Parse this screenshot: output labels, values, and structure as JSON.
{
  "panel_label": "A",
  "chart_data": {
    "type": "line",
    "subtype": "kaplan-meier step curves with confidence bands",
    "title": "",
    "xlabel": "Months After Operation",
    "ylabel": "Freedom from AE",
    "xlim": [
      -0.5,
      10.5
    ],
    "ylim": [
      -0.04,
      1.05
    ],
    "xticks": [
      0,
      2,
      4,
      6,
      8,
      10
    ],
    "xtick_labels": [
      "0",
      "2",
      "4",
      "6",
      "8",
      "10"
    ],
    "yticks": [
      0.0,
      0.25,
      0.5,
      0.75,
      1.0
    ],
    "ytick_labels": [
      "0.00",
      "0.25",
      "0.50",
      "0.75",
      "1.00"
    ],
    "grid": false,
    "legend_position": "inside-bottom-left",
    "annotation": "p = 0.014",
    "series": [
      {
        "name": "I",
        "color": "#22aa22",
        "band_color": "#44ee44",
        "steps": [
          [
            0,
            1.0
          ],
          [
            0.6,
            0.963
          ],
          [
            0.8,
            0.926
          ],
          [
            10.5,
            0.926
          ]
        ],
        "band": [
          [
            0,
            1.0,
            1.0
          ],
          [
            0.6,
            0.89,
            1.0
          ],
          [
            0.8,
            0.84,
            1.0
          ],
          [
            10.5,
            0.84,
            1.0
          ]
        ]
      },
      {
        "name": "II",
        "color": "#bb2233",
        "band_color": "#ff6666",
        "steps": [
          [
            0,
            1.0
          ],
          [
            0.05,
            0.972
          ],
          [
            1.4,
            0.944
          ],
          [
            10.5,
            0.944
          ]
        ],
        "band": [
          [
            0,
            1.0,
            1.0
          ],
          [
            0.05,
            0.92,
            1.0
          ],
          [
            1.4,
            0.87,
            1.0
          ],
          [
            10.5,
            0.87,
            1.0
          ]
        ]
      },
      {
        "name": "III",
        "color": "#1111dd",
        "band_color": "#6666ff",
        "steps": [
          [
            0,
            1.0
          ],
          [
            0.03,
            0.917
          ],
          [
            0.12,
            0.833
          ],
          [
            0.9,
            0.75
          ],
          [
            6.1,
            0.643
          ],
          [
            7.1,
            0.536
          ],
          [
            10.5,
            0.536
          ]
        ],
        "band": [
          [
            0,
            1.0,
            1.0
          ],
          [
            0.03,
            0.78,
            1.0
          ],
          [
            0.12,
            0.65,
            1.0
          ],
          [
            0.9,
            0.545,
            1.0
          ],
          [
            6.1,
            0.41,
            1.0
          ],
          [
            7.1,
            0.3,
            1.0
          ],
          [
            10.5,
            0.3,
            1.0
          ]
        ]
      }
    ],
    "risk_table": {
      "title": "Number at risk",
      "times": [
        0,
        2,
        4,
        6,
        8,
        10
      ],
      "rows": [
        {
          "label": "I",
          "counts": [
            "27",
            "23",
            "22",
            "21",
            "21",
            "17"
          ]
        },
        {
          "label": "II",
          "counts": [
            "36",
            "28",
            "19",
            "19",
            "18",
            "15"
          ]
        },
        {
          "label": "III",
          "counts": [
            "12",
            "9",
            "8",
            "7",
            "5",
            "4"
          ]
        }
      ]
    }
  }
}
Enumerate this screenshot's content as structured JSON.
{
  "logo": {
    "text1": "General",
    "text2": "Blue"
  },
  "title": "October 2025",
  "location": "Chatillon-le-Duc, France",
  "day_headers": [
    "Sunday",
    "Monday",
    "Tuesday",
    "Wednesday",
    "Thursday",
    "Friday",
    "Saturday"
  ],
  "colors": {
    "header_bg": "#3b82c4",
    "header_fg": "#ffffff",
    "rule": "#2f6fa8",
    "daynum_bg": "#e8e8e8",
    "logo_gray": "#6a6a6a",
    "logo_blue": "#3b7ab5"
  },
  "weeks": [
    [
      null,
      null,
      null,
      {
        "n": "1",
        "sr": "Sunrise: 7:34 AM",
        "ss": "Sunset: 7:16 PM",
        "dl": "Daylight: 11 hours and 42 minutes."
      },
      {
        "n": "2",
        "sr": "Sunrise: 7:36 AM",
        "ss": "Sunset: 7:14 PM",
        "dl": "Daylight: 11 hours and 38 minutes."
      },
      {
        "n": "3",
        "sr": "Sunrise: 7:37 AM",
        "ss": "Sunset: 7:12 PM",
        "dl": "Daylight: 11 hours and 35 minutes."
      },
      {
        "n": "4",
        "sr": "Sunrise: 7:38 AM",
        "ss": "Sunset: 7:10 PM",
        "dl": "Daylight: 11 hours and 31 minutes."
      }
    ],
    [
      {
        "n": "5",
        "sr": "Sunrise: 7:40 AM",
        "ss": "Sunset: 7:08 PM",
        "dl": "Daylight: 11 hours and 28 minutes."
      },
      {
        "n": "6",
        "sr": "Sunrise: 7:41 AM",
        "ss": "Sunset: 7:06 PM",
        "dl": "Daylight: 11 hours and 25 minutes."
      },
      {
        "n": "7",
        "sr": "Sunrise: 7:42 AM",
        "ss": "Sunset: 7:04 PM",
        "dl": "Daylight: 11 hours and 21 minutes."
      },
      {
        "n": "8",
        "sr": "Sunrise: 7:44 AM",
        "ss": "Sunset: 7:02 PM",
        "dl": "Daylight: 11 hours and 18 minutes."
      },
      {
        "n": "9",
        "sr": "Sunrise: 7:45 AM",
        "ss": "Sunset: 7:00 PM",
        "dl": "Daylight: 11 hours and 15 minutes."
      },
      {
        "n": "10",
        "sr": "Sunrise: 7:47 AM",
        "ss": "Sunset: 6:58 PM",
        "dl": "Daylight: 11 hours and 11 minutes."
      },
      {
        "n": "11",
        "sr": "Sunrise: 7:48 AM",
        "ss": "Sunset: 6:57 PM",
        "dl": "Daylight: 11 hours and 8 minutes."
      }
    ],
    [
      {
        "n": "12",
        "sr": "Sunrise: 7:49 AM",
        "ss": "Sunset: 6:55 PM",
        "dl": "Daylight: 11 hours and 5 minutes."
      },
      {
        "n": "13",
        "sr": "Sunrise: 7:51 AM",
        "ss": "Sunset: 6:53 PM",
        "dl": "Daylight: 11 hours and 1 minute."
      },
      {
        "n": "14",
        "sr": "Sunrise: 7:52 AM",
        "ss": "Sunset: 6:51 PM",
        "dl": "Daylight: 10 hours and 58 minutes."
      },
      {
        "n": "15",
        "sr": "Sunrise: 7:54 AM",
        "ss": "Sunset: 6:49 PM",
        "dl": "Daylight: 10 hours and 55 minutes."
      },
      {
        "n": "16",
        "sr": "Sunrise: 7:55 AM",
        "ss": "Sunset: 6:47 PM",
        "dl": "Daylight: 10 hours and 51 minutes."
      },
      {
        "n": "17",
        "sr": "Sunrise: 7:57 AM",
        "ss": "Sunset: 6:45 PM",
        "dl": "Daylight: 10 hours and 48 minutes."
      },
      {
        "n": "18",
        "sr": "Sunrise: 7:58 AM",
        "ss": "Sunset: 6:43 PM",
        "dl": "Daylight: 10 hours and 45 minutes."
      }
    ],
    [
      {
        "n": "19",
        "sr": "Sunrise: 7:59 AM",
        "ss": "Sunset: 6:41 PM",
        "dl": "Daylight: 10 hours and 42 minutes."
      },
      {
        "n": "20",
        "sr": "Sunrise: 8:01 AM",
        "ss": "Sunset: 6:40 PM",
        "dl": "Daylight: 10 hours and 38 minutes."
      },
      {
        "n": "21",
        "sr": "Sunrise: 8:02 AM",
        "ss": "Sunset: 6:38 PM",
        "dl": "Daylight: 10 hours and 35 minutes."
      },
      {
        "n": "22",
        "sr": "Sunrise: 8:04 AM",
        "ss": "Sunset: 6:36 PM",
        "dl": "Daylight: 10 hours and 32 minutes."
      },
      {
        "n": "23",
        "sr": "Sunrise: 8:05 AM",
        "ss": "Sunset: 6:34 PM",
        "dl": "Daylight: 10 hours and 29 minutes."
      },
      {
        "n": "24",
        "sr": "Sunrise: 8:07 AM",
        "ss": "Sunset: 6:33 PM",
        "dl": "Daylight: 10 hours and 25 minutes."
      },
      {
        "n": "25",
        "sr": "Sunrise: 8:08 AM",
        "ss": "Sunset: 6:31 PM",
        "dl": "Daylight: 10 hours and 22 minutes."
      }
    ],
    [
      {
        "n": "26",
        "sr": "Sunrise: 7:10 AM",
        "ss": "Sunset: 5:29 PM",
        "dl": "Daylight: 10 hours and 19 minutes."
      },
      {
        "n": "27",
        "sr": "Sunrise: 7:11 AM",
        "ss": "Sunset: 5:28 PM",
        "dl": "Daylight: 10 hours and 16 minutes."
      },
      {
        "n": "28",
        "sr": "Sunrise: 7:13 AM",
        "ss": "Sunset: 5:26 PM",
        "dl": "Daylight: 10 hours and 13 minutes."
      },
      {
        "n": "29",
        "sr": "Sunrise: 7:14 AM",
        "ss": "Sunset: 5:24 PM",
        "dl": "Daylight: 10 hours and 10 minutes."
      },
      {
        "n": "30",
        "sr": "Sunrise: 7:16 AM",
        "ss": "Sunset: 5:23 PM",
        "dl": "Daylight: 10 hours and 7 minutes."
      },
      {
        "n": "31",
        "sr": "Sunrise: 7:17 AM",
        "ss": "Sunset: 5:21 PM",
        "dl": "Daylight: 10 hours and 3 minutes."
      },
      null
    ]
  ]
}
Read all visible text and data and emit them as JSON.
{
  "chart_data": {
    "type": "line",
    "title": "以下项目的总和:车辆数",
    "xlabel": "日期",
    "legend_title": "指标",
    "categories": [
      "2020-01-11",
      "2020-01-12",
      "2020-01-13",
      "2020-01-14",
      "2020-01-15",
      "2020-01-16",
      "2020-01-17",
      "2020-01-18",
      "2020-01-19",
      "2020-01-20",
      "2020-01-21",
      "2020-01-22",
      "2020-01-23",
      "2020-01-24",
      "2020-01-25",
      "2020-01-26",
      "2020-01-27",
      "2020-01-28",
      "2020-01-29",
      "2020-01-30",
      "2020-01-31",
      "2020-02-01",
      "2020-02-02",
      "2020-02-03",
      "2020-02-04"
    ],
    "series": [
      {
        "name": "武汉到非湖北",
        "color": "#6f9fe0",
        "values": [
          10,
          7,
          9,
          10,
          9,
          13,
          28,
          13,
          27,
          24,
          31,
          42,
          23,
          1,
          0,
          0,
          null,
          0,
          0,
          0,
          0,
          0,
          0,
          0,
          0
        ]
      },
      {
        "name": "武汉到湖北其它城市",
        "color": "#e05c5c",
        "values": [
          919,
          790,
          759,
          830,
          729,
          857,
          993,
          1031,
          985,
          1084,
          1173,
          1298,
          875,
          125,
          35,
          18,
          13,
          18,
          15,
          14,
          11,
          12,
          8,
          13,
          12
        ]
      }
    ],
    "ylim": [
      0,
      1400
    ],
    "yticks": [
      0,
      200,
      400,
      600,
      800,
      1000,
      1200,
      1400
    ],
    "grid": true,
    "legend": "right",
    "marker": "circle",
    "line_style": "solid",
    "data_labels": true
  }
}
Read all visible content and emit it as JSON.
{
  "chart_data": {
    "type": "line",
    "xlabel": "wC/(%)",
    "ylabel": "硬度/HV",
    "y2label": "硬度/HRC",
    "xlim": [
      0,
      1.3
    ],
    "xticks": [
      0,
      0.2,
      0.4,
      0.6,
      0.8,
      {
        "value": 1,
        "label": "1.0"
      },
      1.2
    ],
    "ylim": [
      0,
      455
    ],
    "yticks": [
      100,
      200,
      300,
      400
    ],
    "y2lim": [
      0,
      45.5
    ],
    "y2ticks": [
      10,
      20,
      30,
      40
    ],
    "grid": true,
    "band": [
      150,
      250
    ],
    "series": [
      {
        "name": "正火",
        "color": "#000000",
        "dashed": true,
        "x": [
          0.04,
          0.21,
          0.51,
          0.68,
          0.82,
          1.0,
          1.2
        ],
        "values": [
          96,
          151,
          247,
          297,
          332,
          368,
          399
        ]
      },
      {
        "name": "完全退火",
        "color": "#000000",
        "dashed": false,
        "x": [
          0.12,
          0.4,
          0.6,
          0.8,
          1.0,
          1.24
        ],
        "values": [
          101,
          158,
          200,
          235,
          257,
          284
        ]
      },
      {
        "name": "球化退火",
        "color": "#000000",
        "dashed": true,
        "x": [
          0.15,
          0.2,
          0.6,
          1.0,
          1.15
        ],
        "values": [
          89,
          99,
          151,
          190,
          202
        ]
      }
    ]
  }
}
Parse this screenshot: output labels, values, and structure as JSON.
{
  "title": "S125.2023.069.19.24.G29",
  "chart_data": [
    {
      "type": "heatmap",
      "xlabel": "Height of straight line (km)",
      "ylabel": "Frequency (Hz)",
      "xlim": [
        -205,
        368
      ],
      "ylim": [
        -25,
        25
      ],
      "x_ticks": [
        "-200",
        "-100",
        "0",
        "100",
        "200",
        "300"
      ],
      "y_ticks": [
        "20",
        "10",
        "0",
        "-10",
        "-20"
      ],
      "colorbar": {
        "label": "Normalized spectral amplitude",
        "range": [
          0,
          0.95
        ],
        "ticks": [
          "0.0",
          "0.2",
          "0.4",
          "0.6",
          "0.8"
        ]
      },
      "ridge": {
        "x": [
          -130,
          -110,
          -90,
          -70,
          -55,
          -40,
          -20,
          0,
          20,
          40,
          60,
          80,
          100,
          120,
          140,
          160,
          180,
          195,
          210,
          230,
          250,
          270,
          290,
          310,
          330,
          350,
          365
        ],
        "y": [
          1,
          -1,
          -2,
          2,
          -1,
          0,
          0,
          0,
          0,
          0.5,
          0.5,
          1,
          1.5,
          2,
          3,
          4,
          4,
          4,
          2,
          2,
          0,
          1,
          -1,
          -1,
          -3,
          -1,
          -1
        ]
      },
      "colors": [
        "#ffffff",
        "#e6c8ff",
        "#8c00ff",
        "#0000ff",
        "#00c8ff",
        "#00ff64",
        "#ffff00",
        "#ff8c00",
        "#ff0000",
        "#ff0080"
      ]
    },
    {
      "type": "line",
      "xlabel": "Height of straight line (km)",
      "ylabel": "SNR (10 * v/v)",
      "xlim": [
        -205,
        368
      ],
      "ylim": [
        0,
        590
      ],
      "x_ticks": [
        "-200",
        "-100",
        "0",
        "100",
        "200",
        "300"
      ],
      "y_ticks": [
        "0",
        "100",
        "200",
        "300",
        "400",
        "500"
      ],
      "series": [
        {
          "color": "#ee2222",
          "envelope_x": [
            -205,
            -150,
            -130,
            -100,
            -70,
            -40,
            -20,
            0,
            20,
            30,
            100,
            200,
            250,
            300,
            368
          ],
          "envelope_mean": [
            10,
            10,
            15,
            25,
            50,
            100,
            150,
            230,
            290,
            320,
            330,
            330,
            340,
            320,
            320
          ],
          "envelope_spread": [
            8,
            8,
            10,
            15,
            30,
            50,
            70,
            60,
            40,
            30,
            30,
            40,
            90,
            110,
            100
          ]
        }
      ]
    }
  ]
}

====

Given problem -
Select from the material above each line in which the string "visible" appears, and list those lines.

Correct output -
Read all visible text and data and emit them as JSON.
Read all visible content and emit it as JSON.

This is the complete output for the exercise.